# [SHORT PROBLEM]
Produce an exact transcription of the listing below, omitting the pictures.

● ● ● ● ● ● ●

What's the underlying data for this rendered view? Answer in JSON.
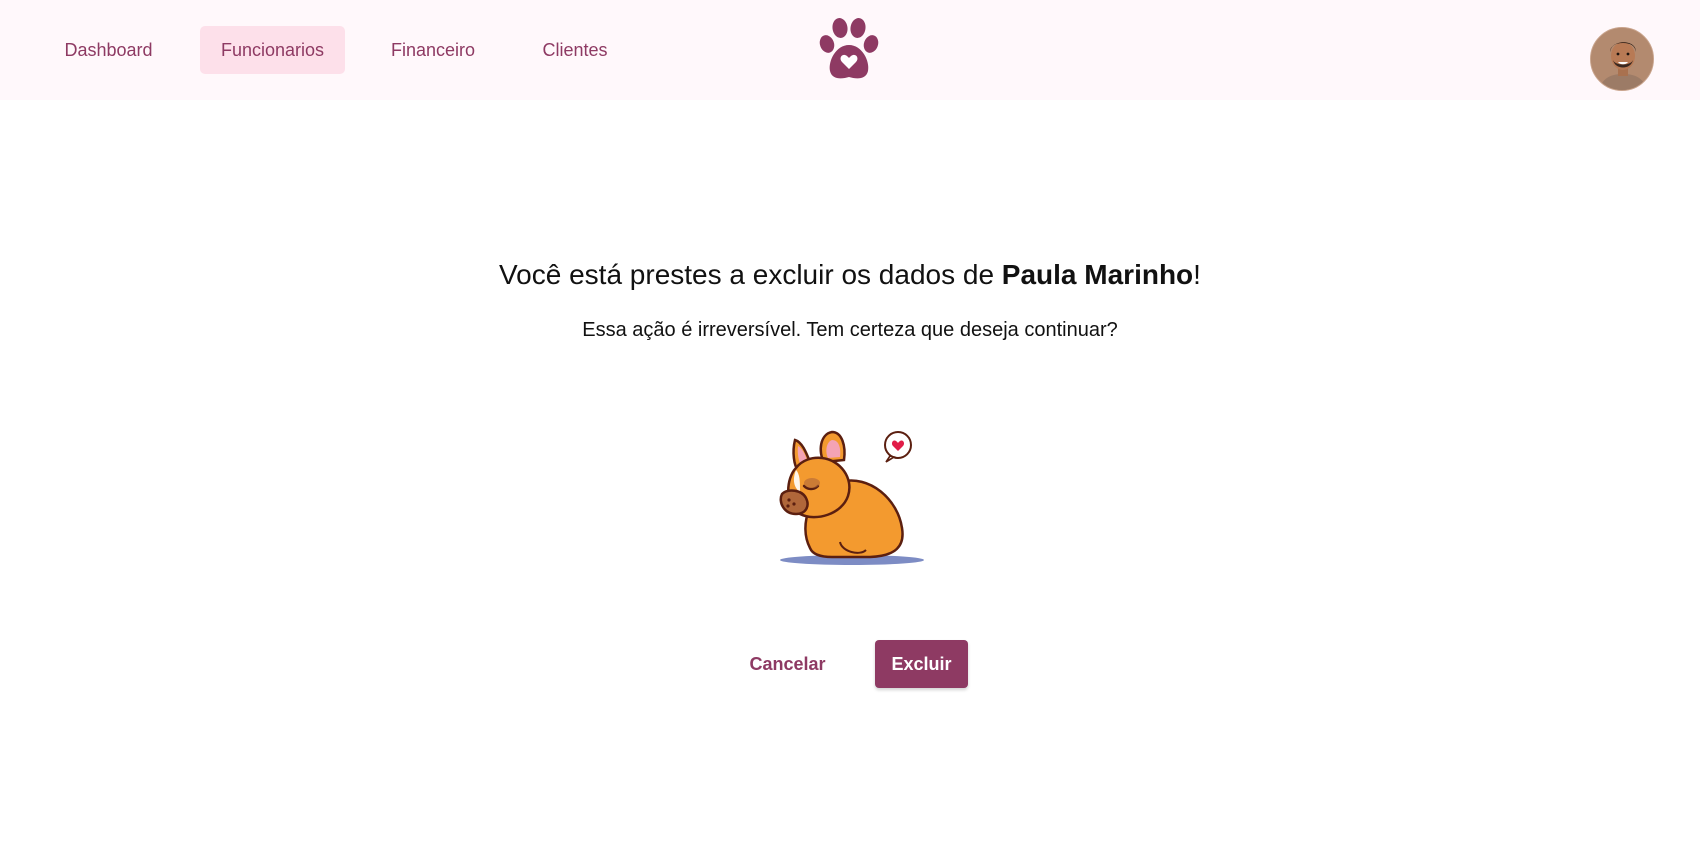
{
  "header": {
    "nav": [
      {
        "label": "Dashboard",
        "active": false
      },
      {
        "label": "Funcionarios",
        "active": true
      },
      {
        "label": "Financeiro",
        "active": false
      },
      {
        "label": "Clientes",
        "active": false
      }
    ],
    "logo_icon": "paw-heart-icon",
    "avatar_icon": "user-avatar"
  },
  "dialog": {
    "title_prefix": "Você está prestes a excluir os dados de ",
    "employee_name": "Paula Marinho",
    "title_suffix": "!",
    "message": "Essa ação é irreversível. Tem certeza que deseja continuar?",
    "illustration_icon": "sad-dog-illustration",
    "cancel_label": "Cancelar",
    "delete_label": "Excluir"
  },
  "colors": {
    "accent": "#8e3a63",
    "nav_active_bg": "#fde0ea",
    "header_bg": "#fff8fb"
  }
}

● ● ● ● ● ● ●

# [SOLVED EXERCISE]
What's the underlying data for this rendered view? Answer in JSON.
{
  "header": {
    "nav": [
      {
        "label": "Dashboard",
        "active": false
      },
      {
        "label": "Funcionarios",
        "active": true
      },
      {
        "label": "Financeiro",
        "active": false
      },
      {
        "label": "Clientes",
        "active": false
      }
    ],
    "logo_icon": "paw-heart-icon",
    "avatar_icon": "user-avatar"
  },
  "dialog": {
    "title_prefix": "Você está prestes a excluir os dados de ",
    "employee_name": "Paula Marinho",
    "title_suffix": "!",
    "message": "Essa ação é irreversível. Tem certeza que deseja continuar?",
    "illustration_icon": "sad-dog-illustration",
    "cancel_label": "Cancelar",
    "delete_label": "Excluir"
  },
  "colors": {
    "accent": "#8e3a63",
    "nav_active_bg": "#fde0ea",
    "header_bg": "#fff8fb"
  }
}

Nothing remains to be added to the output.